(Extracts from a graphics dataset)
▬▬▬

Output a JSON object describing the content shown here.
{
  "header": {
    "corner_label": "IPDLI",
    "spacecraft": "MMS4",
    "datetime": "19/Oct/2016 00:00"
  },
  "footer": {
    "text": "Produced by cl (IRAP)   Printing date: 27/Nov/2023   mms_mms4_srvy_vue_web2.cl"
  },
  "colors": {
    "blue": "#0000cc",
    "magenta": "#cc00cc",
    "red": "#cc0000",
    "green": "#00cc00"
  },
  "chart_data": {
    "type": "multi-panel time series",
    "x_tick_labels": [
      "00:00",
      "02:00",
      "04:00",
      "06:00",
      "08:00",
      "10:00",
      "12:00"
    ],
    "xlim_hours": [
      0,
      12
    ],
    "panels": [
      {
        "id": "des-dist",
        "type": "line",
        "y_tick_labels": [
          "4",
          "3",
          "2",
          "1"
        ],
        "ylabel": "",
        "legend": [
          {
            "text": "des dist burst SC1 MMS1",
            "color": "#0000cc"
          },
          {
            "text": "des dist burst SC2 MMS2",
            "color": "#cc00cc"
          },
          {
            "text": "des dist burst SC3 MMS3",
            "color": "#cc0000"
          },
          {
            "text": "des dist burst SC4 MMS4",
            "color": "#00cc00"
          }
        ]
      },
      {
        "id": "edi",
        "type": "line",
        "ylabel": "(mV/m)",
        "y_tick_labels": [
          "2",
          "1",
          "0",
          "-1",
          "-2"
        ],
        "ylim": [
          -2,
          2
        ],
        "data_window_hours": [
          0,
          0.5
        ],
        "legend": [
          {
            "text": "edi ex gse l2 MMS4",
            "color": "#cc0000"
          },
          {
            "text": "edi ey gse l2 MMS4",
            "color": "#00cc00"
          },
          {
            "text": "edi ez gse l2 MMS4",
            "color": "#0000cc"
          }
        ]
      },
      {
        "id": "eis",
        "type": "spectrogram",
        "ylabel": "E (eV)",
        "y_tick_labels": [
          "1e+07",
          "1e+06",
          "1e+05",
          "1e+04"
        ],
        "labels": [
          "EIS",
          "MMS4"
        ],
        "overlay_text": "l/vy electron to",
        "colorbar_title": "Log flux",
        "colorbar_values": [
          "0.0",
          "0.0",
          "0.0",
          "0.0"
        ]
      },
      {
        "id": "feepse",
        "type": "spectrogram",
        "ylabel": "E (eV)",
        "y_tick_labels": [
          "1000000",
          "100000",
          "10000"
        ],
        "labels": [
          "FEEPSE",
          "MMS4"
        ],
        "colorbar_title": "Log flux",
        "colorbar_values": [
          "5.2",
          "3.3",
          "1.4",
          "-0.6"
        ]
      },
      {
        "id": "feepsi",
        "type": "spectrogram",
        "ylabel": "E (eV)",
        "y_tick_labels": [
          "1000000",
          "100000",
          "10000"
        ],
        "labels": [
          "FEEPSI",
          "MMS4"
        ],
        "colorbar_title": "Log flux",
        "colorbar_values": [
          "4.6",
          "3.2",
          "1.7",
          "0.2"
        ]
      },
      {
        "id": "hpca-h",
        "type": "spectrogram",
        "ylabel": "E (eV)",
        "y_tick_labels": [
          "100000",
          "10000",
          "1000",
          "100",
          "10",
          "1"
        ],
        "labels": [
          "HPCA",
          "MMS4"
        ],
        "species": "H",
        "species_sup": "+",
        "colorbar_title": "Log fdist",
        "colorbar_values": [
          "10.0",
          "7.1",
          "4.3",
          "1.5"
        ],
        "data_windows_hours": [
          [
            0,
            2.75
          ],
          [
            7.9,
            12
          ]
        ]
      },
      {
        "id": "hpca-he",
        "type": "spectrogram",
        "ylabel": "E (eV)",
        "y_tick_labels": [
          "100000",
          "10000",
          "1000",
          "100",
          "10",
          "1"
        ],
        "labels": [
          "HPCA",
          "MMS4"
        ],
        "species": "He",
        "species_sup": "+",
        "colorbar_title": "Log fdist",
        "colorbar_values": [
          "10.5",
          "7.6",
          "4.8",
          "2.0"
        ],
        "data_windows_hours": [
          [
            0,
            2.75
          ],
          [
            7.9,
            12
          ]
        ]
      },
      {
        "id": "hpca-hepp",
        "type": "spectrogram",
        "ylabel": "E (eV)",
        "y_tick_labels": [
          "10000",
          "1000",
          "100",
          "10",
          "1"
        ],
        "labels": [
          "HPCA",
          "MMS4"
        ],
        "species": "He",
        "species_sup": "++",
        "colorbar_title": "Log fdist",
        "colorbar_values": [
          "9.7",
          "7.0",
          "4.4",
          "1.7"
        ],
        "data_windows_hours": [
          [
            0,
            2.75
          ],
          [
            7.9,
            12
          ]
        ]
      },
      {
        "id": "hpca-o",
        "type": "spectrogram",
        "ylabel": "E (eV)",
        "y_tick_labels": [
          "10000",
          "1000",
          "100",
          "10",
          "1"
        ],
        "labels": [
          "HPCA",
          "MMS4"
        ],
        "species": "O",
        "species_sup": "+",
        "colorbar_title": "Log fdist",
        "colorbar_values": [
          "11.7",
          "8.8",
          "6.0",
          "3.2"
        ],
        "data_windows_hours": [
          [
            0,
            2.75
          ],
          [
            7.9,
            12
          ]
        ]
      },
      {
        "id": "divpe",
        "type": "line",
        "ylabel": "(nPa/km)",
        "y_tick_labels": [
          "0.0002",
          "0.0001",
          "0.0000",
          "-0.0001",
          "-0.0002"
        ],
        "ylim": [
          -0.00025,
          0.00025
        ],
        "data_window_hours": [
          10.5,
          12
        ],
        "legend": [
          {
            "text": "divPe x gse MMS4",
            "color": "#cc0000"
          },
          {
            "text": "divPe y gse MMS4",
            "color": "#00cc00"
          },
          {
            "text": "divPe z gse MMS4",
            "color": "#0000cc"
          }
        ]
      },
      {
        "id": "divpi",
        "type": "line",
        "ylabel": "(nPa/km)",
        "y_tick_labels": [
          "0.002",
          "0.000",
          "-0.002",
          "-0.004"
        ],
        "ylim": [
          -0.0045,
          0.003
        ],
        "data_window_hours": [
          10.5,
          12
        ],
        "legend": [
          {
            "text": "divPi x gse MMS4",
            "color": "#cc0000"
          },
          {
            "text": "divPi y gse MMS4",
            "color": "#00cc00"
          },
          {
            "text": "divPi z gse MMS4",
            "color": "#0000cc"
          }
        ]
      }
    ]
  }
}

▬▬▬

▶ [PROBLEM REQUIREMENTS] Transcribe all of the material exactly. Omit nothing.

▶ [WRITTEN RESPONSE]
Output a JSON object describing the content shown here.
{
  "header": {
    "corner_label": "IPDLI",
    "spacecraft": "MMS4",
    "datetime": "19/Oct/2016 00:00"
  },
  "footer": {
    "text": "Produced by cl (IRAP)   Printing date: 27/Nov/2023   mms_mms4_srvy_vue_web2.cl"
  },
  "colors": {
    "blue": "#0000cc",
    "magenta": "#cc00cc",
    "red": "#cc0000",
    "green": "#00cc00"
  },
  "chart_data": {
    "type": "multi-panel time series",
    "x_tick_labels": [
      "00:00",
      "02:00",
      "04:00",
      "06:00",
      "08:00",
      "10:00",
      "12:00"
    ],
    "xlim_hours": [
      0,
      12
    ],
    "panels": [
      {
        "id": "des-dist",
        "type": "line",
        "y_tick_labels": [
          "4",
          "3",
          "2",
          "1"
        ],
        "ylabel": "",
        "legend": [
          {
            "text": "des dist burst SC1 MMS1",
            "color": "#0000cc"
          },
          {
            "text": "des dist burst SC2 MMS2",
            "color": "#cc00cc"
          },
          {
            "text": "des dist burst SC3 MMS3",
            "color": "#cc0000"
          },
          {
            "text": "des dist burst SC4 MMS4",
            "color": "#00cc00"
          }
        ]
      },
      {
        "id": "edi",
        "type": "line",
        "ylabel": "(mV/m)",
        "y_tick_labels": [
          "2",
          "1",
          "0",
          "-1",
          "-2"
        ],
        "ylim": [
          -2,
          2
        ],
        "data_window_hours": [
          0,
          0.5
        ],
        "legend": [
          {
            "text": "edi ex gse l2 MMS4",
            "color": "#cc0000"
          },
          {
            "text": "edi ey gse l2 MMS4",
            "color": "#00cc00"
          },
          {
            "text": "edi ez gse l2 MMS4",
            "color": "#0000cc"
          }
        ]
      },
      {
        "id": "eis",
        "type": "spectrogram",
        "ylabel": "E (eV)",
        "y_tick_labels": [
          "1e+07",
          "1e+06",
          "1e+05",
          "1e+04"
        ],
        "labels": [
          "EIS",
          "MMS4"
        ],
        "overlay_text": "l/vy electron to",
        "colorbar_title": "Log flux",
        "colorbar_values": [
          "0.0",
          "0.0",
          "0.0",
          "0.0"
        ]
      },
      {
        "id": "feepse",
        "type": "spectrogram",
        "ylabel": "E (eV)",
        "y_tick_labels": [
          "1000000",
          "100000",
          "10000"
        ],
        "labels": [
          "FEEPSE",
          "MMS4"
        ],
        "colorbar_title": "Log flux",
        "colorbar_values": [
          "5.2",
          "3.3",
          "1.4",
          "-0.6"
        ]
      },
      {
        "id": "feepsi",
        "type": "spectrogram",
        "ylabel": "E (eV)",
        "y_tick_labels": [
          "1000000",
          "100000",
          "10000"
        ],
        "labels": [
          "FEEPSI",
          "MMS4"
        ],
        "colorbar_title": "Log flux",
        "colorbar_values": [
          "4.6",
          "3.2",
          "1.7",
          "0.2"
        ]
      },
      {
        "id": "hpca-h",
        "type": "spectrogram",
        "ylabel": "E (eV)",
        "y_tick_labels": [
          "100000",
          "10000",
          "1000",
          "100",
          "10",
          "1"
        ],
        "labels": [
          "HPCA",
          "MMS4"
        ],
        "species": "H",
        "species_sup": "+",
        "colorbar_title": "Log fdist",
        "colorbar_values": [
          "10.0",
          "7.1",
          "4.3",
          "1.5"
        ],
        "data_windows_hours": [
          [
            0,
            2.75
          ],
          [
            7.9,
            12
          ]
        ]
      },
      {
        "id": "hpca-he",
        "type": "spectrogram",
        "ylabel": "E (eV)",
        "y_tick_labels": [
          "100000",
          "10000",
          "1000",
          "100",
          "10",
          "1"
        ],
        "labels": [
          "HPCA",
          "MMS4"
        ],
        "species": "He",
        "species_sup": "+",
        "colorbar_title": "Log fdist",
        "colorbar_values": [
          "10.5",
          "7.6",
          "4.8",
          "2.0"
        ],
        "data_windows_hours": [
          [
            0,
            2.75
          ],
          [
            7.9,
            12
          ]
        ]
      },
      {
        "id": "hpca-hepp",
        "type": "spectrogram",
        "ylabel": "E (eV)",
        "y_tick_labels": [
          "10000",
          "1000",
          "100",
          "10",
          "1"
        ],
        "labels": [
          "HPCA",
          "MMS4"
        ],
        "species": "He",
        "species_sup": "++",
        "colorbar_title": "Log fdist",
        "colorbar_values": [
          "9.7",
          "7.0",
          "4.4",
          "1.7"
        ],
        "data_windows_hours": [
          [
            0,
            2.75
          ],
          [
            7.9,
            12
          ]
        ]
      },
      {
        "id": "hpca-o",
        "type": "spectrogram",
        "ylabel": "E (eV)",
        "y_tick_labels": [
          "10000",
          "1000",
          "100",
          "10",
          "1"
        ],
        "labels": [
          "HPCA",
          "MMS4"
        ],
        "species": "O",
        "species_sup": "+",
        "colorbar_title": "Log fdist",
        "colorbar_values": [
          "11.7",
          "8.8",
          "6.0",
          "3.2"
        ],
        "data_windows_hours": [
          [
            0,
            2.75
          ],
          [
            7.9,
            12
          ]
        ]
      },
      {
        "id": "divpe",
        "type": "line",
        "ylabel": "(nPa/km)",
        "y_tick_labels": [
          "0.0002",
          "0.0001",
          "0.0000",
          "-0.0001",
          "-0.0002"
        ],
        "ylim": [
          -0.00025,
          0.00025
        ],
        "data_window_hours": [
          10.5,
          12
        ],
        "legend": [
          {
            "text": "divPe x gse MMS4",
            "color": "#cc0000"
          },
          {
            "text": "divPe y gse MMS4",
            "color": "#00cc00"
          },
          {
            "text": "divPe z gse MMS4",
            "color": "#0000cc"
          }
        ]
      },
      {
        "id": "divpi",
        "type": "line",
        "ylabel": "(nPa/km)",
        "y_tick_labels": [
          "0.002",
          "0.000",
          "-0.002",
          "-0.004"
        ],
        "ylim": [
          -0.0045,
          0.003
        ],
        "data_window_hours": [
          10.5,
          12
        ],
        "legend": [
          {
            "text": "divPi x gse MMS4",
            "color": "#cc0000"
          },
          {
            "text": "divPi y gse MMS4",
            "color": "#00cc00"
          },
          {
            "text": "divPi z gse MMS4",
            "color": "#0000cc"
          }
        ]
      }
    ]
  }
}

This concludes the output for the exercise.